**TEXT SECTION**
'''

This clause is where you detail when your LLC will distribute the revenue it generates. For single-owner LLCs, it's fairly straightforward. For multiple-owner LLCs, it's paramount to specify the timing, prerequisites, and method of the distributions.
As the sole member of the LLC, the Member is entitled to all profits of the LLC and is responsible for all its losses. Profits and losses shall be determined annually and will be allocated to the Member's capital account. Distributions of cash or other assets will be made at such times and in such amounts as deemed appropriate by the Member.
When you need to modify any term in your LLC, you just follow the guidelines in your LLC amendment clause. For single-owner LLCs, it's simpler. For LLCs with multiple members, it's crucial to think it through thoroughly and take into account considerations like voting percentages and amending the operating agreement requirements.
This agreement and the articles of organization of the Company may not be altered, modified, or changed, and no provision of this agreement may be waived, except by an amendment or waiver, as applicable, approved by the Member.
LLCs typically aren't required to adhere to corporate formalities. That's usually more applicable to corporations. However, not adhering to formalities could decrease the likelihood of maintaining your corporate veil. As a safeguard, you may want to include a formalities waiver in your operating agreement.
The failure of the Company or the Member to observe any formalities or requirements relating to the exercise of its powers or management of its business or affairs under this operating agreement or the laws in the state in which the Company is which govern limited liability companies will not be grounds for imposing personal liability on the Member for liabilities of the Company.
This clause outlines your plan if things don't proceed as expected. It provides guidance on dissolution processes for your LLC and stipulates who will retain control in situations such as death or other unfortunate circumstances.
Upon the occurrence of any event which terminates the continued membership of the Member in the Company, the Company will not be dissolved, and the business of the Company will continue. The Member hereby specifically consents to such continuation of the business of the Company upon any such event. The Member’s legal representative, assignee, or successor will automatically become an assignee of the Member’s interest and will automatically become a substitute Member in place of the withdrawn Member.
Your effective date is the date when your operating agreement comes into effect. It's essentially the day your agreement becomes operative.
There's no need! Contrary to your Articles of Organization (or Certificate of Formation, based on your state), your operating agreement is an internal document kept within your company's records. Just sign it and retain a copy so you can reference it when needed, nothing else required.
Many small business owners fantasize about one day expanding their business beyond what they can manage alone. If you get to this exciting point and need to add another member to your LLC, you'll need to revisit and revise the paperwork in accordance with your agreement with your new partner. Typically, you may want to draft a new agreement, as agreements for LLCs with multiple members are considerably different from those with just a single member.

'''

**THE TASK**
Please list everything the operating agreement text says a multiple-owner LLC should specify about its distributions.

(Dataset entries)
'''

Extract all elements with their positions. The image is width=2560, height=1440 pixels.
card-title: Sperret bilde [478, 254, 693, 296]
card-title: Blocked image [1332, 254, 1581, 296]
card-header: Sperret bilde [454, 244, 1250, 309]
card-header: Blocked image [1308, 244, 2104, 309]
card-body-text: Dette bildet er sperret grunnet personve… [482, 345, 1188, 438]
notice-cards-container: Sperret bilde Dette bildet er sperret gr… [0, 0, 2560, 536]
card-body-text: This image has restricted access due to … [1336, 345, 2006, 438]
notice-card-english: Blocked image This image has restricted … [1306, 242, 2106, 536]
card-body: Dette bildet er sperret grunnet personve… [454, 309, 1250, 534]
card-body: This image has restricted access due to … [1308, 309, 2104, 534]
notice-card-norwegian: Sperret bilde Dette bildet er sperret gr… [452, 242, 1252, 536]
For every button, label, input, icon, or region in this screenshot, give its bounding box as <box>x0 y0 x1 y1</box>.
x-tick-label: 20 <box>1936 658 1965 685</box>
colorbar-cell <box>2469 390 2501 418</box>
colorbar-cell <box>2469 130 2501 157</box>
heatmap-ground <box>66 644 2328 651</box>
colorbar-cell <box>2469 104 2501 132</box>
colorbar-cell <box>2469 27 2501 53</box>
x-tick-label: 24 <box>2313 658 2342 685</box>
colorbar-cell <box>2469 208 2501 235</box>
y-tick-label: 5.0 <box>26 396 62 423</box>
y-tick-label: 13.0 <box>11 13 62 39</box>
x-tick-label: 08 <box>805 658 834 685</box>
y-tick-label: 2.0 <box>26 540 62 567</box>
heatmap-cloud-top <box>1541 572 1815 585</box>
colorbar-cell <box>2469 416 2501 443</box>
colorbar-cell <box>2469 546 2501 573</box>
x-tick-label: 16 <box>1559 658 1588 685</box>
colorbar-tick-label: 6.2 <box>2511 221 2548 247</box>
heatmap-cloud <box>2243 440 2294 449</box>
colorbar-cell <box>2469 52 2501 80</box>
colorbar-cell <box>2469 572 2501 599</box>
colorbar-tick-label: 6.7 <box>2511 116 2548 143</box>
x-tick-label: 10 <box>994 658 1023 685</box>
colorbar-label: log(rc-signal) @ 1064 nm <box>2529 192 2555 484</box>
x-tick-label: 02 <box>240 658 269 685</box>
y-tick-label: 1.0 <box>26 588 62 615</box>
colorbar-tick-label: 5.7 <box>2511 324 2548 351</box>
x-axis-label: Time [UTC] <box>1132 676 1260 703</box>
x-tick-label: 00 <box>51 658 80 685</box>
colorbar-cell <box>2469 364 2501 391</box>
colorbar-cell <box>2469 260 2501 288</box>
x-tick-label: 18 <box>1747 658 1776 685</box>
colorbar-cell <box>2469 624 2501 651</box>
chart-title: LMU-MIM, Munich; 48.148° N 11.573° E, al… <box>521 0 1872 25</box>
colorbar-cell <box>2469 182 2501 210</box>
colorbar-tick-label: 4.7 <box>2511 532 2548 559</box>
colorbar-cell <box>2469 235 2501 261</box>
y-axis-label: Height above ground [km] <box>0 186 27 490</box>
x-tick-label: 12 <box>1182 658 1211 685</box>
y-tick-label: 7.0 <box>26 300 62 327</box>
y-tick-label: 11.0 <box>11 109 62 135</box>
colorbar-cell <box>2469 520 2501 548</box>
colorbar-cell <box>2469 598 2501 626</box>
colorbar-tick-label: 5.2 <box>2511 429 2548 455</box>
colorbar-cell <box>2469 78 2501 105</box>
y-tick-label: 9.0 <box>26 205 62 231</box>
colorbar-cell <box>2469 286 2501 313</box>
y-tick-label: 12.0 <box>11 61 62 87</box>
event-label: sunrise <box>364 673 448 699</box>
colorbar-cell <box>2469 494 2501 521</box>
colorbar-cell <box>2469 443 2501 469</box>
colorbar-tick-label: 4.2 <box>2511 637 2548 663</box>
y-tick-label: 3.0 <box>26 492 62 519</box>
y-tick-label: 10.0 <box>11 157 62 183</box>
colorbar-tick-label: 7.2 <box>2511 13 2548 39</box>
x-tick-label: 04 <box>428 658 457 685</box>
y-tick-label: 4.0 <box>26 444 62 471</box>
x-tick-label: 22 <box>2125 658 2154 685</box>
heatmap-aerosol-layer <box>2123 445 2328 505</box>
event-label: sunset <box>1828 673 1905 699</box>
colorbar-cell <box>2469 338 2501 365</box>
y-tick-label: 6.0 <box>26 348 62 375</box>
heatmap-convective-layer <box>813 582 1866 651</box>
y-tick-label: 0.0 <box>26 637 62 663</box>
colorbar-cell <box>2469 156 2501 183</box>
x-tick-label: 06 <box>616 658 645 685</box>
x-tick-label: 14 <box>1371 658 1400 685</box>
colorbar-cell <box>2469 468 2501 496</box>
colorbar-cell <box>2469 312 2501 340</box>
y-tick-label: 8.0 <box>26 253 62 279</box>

'''

**SOLUTION FOR THIS PROBLEM**
- Timing
- Prerequisites
- Method